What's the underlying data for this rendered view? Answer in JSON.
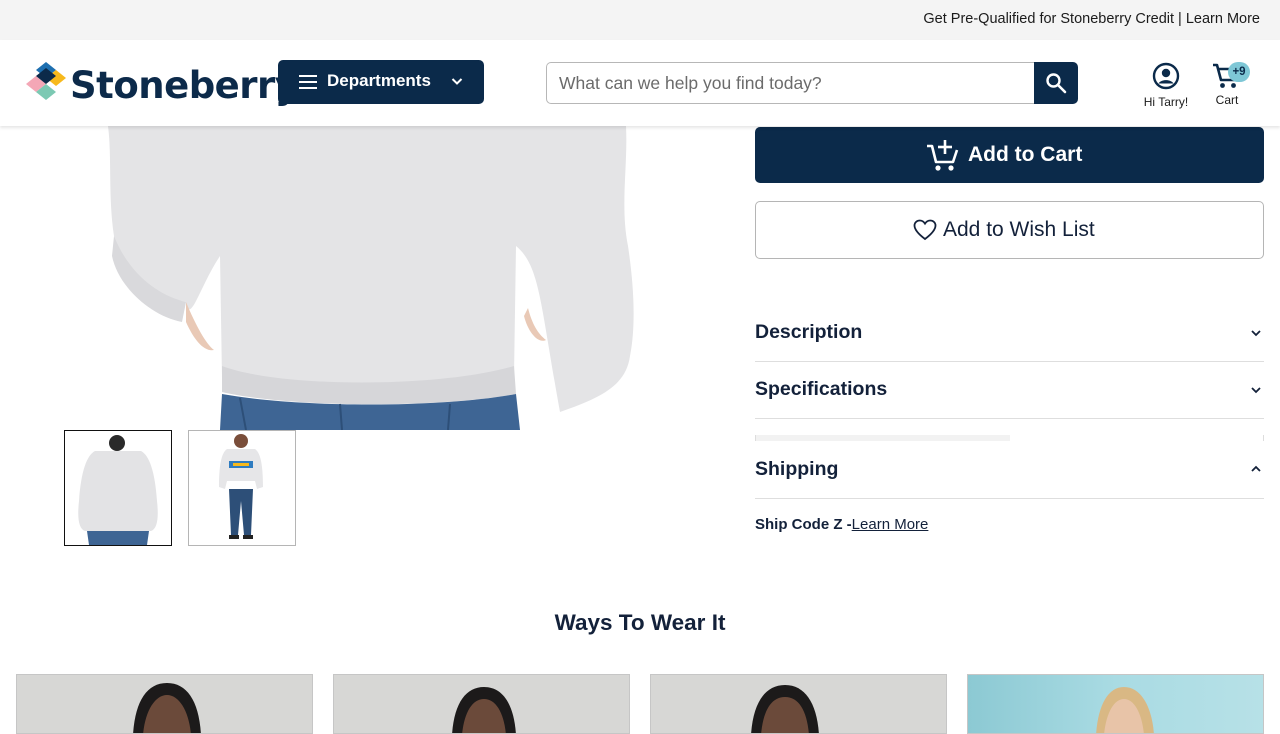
{
  "promo": {
    "text": "Get Pre-Qualified for Stoneberry Credit | Learn More"
  },
  "header": {
    "logo_text": "Stoneberry",
    "departments_label": "Departments",
    "search_placeholder": "What can we help you find today?",
    "account_label": "Hi Tarry!",
    "cart_label": "Cart",
    "cart_badge": "+9"
  },
  "product": {
    "add_to_cart_label": "Add to Cart",
    "wish_list_label": "Add to Wish List",
    "accordion": [
      {
        "title": "Description",
        "state": "collapsed"
      },
      {
        "title": "Specifications",
        "state": "collapsed"
      },
      {
        "title": "Shipping",
        "state": "expanded"
      }
    ],
    "shipping": {
      "code_label": "Ship Code Z -",
      "link_label": "Learn More"
    }
  },
  "wear": {
    "title": "Ways To Wear It"
  },
  "colors": {
    "brand_navy": "#0b2a4a",
    "badge": "#7ec7d6",
    "promo_bg": "#f4f4f4"
  },
  "icons": [
    "hamburger-icon",
    "chevron-down-icon",
    "search-icon",
    "account-icon",
    "cart-icon",
    "add-cart-icon",
    "heart-icon",
    "chevron-up-icon"
  ]
}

**Exercise directions:** Give back the entries verbatim. Do not include any picture.

**Complete output:**
What's the underlying data for this rendered view? Answer in JSON.
{
  "promo": {
    "text": "Get Pre-Qualified for Stoneberry Credit | Learn More"
  },
  "header": {
    "logo_text": "Stoneberry",
    "departments_label": "Departments",
    "search_placeholder": "What can we help you find today?",
    "account_label": "Hi Tarry!",
    "cart_label": "Cart",
    "cart_badge": "+9"
  },
  "product": {
    "add_to_cart_label": "Add to Cart",
    "wish_list_label": "Add to Wish List",
    "accordion": [
      {
        "title": "Description",
        "state": "collapsed"
      },
      {
        "title": "Specifications",
        "state": "collapsed"
      },
      {
        "title": "Shipping",
        "state": "expanded"
      }
    ],
    "shipping": {
      "code_label": "Ship Code Z -",
      "link_label": "Learn More"
    }
  },
  "wear": {
    "title": "Ways To Wear It"
  },
  "colors": {
    "brand_navy": "#0b2a4a",
    "badge": "#7ec7d6",
    "promo_bg": "#f4f4f4"
  },
  "icons": [
    "hamburger-icon",
    "chevron-down-icon",
    "search-icon",
    "account-icon",
    "cart-icon",
    "add-cart-icon",
    "heart-icon",
    "chevron-up-icon"
  ]
}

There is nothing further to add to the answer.